> Task details
Pull out every row that contains the string "bounding", copying each one in full. Case counts.

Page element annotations
☆ ☆ ☆ ☆ ☆ ☆ ☆
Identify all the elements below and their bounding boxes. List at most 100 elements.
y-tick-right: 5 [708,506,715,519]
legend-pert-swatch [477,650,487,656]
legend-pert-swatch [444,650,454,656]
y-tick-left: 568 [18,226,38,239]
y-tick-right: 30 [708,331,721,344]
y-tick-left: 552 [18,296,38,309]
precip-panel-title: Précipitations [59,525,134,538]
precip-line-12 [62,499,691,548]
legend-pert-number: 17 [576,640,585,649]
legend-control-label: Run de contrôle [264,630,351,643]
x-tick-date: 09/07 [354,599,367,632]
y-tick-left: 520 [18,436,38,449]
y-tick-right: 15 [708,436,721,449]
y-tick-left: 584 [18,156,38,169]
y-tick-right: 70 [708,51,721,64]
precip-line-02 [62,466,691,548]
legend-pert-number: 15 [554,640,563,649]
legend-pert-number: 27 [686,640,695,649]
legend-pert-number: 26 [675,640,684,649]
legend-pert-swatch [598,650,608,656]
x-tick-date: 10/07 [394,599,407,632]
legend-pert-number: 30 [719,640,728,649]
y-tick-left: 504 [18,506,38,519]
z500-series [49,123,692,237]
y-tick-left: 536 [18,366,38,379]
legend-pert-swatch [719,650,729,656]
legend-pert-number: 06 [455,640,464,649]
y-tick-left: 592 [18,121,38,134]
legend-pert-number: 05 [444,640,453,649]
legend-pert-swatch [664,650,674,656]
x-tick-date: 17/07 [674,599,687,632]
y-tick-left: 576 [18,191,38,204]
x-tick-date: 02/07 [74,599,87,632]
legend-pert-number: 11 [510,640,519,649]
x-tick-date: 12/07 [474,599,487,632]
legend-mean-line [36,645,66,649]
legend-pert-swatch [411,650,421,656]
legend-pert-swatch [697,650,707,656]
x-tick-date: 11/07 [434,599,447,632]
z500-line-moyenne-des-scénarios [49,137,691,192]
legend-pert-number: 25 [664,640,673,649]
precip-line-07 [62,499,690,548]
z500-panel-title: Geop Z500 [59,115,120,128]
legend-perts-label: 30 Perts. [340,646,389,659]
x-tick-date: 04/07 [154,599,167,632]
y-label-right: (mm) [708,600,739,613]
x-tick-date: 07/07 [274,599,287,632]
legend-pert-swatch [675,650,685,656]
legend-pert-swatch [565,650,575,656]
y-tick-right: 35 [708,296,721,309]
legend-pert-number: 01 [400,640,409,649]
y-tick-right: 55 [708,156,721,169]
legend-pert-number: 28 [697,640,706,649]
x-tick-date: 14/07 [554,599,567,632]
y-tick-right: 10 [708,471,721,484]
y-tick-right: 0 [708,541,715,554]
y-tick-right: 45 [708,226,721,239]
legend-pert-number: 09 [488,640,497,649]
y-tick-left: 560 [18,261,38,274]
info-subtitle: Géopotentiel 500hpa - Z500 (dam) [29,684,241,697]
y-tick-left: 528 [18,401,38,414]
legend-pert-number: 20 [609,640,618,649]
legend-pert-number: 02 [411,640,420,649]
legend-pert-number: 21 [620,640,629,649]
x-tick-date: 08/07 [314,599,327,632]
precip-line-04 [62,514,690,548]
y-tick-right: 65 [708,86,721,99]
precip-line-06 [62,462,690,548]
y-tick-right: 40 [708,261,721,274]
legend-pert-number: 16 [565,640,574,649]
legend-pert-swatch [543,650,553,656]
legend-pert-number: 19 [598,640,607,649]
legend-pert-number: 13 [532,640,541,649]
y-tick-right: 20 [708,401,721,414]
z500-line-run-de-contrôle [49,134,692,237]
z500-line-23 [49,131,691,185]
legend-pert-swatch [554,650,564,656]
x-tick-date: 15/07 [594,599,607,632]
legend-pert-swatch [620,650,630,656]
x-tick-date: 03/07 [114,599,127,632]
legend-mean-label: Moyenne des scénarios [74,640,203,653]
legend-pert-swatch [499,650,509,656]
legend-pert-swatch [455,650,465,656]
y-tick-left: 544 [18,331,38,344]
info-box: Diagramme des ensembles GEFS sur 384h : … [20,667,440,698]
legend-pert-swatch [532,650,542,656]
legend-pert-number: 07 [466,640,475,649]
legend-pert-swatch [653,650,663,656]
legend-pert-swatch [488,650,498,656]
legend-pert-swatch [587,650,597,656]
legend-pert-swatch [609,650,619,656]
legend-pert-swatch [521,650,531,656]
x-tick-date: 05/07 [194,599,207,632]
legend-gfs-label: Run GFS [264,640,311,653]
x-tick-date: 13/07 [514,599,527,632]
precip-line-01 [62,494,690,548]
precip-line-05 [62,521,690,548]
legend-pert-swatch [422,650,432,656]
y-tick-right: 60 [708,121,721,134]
☆ ☆ ☆ ☆ ☆ ☆ ☆
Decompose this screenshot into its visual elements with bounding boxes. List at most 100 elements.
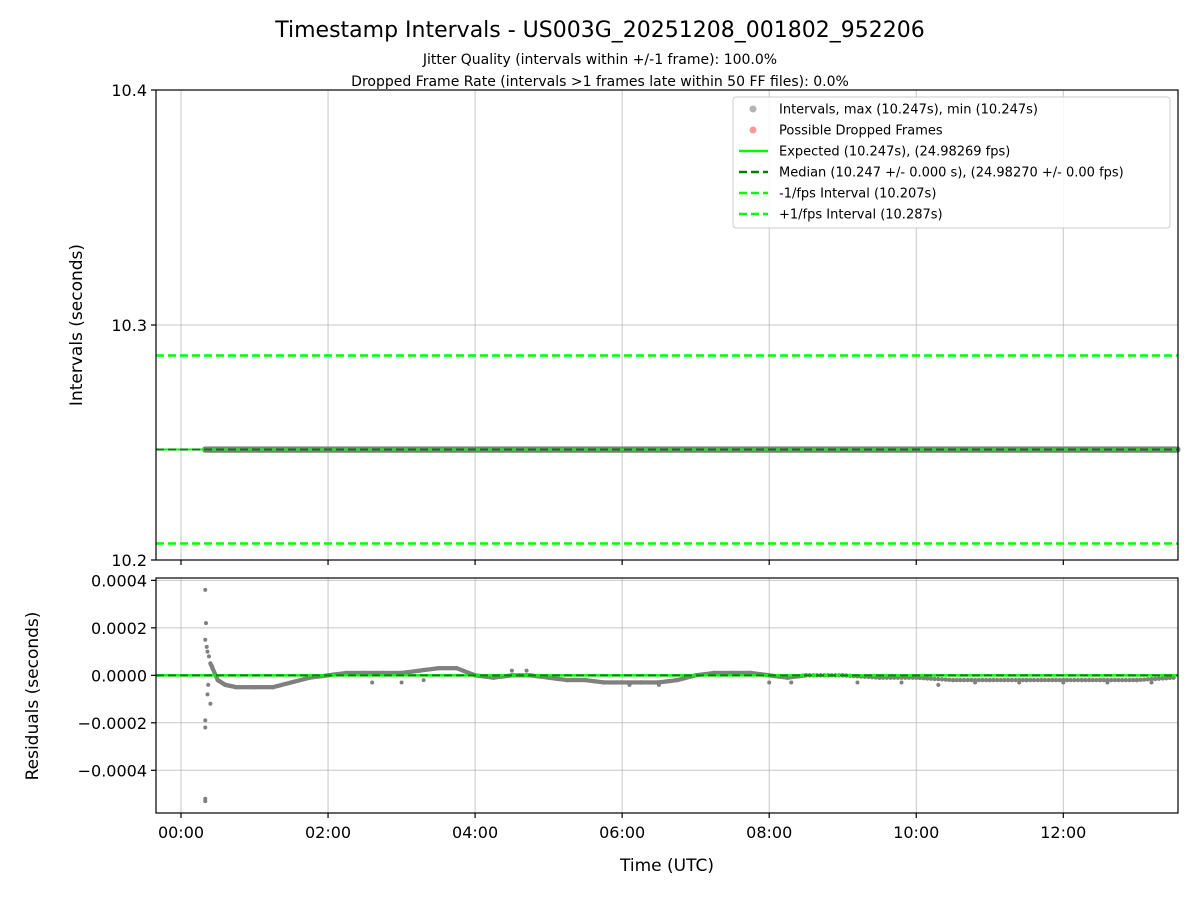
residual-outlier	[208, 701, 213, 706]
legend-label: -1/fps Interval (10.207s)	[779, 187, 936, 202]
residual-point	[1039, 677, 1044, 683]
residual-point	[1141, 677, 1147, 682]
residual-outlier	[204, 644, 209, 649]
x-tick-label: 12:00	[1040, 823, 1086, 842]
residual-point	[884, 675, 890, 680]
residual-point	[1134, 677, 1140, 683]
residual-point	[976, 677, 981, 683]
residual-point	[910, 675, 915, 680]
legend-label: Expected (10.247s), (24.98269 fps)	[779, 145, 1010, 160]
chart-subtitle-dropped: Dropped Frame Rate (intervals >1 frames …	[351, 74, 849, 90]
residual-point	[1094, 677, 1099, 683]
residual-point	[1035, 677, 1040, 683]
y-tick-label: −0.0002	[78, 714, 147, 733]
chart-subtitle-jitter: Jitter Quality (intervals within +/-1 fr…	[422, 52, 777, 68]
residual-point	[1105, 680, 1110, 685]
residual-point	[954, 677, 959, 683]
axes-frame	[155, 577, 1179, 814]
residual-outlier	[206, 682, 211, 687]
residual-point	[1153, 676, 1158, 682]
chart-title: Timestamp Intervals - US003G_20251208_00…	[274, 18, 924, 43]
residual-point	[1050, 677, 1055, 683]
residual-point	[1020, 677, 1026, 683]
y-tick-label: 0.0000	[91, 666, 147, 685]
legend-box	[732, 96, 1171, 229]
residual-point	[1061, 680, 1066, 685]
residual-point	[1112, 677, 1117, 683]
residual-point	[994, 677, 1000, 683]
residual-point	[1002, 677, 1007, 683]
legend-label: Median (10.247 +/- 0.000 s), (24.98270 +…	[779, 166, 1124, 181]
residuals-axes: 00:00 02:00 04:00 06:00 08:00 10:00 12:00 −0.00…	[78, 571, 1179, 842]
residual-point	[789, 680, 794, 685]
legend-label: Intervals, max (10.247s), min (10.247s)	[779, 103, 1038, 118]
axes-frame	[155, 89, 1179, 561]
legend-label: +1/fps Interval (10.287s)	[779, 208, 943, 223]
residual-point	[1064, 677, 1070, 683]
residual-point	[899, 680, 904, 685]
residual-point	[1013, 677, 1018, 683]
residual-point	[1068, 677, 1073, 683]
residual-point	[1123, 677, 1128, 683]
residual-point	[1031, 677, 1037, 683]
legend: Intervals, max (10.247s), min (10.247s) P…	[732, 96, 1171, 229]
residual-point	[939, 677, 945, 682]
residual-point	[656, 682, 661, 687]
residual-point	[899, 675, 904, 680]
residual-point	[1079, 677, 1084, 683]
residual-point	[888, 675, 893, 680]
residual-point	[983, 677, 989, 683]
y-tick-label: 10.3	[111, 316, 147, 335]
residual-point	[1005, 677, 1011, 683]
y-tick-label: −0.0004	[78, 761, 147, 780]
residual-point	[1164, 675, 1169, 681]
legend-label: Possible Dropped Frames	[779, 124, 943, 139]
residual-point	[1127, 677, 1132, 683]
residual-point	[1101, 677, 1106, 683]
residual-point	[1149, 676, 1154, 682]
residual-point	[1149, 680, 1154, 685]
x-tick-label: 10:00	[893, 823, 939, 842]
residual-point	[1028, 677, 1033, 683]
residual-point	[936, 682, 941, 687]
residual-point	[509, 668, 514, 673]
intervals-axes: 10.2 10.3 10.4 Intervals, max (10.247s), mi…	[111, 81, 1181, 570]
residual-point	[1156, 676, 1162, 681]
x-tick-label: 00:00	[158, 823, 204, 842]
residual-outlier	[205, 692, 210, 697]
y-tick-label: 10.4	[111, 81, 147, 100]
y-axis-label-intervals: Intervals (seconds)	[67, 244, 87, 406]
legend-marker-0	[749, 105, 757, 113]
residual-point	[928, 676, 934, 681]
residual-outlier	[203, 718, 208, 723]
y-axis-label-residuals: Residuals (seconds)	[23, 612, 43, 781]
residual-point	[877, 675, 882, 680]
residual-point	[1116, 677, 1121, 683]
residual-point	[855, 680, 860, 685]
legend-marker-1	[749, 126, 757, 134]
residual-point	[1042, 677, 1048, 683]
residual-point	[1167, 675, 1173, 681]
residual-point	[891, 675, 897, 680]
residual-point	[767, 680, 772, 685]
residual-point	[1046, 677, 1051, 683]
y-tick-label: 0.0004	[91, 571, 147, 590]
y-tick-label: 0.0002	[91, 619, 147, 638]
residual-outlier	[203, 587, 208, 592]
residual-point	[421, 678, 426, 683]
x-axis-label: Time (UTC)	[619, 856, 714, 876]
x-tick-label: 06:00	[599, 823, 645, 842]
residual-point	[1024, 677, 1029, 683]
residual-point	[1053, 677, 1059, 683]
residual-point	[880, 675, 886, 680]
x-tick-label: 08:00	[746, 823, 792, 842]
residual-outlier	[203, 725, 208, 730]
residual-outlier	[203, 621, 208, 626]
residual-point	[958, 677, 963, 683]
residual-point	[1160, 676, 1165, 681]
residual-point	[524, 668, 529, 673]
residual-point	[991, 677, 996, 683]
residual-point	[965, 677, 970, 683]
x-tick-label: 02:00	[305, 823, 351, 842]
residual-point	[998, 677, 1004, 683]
☆ ☆ ☆ ☆ ☆ ☆ ☆
> Answer in full
Identify all the elements below and their bounding boxes. List at most 100 elements.
Decompose this screenshot into its visual elements with bounding boxes. List at most 100 elements.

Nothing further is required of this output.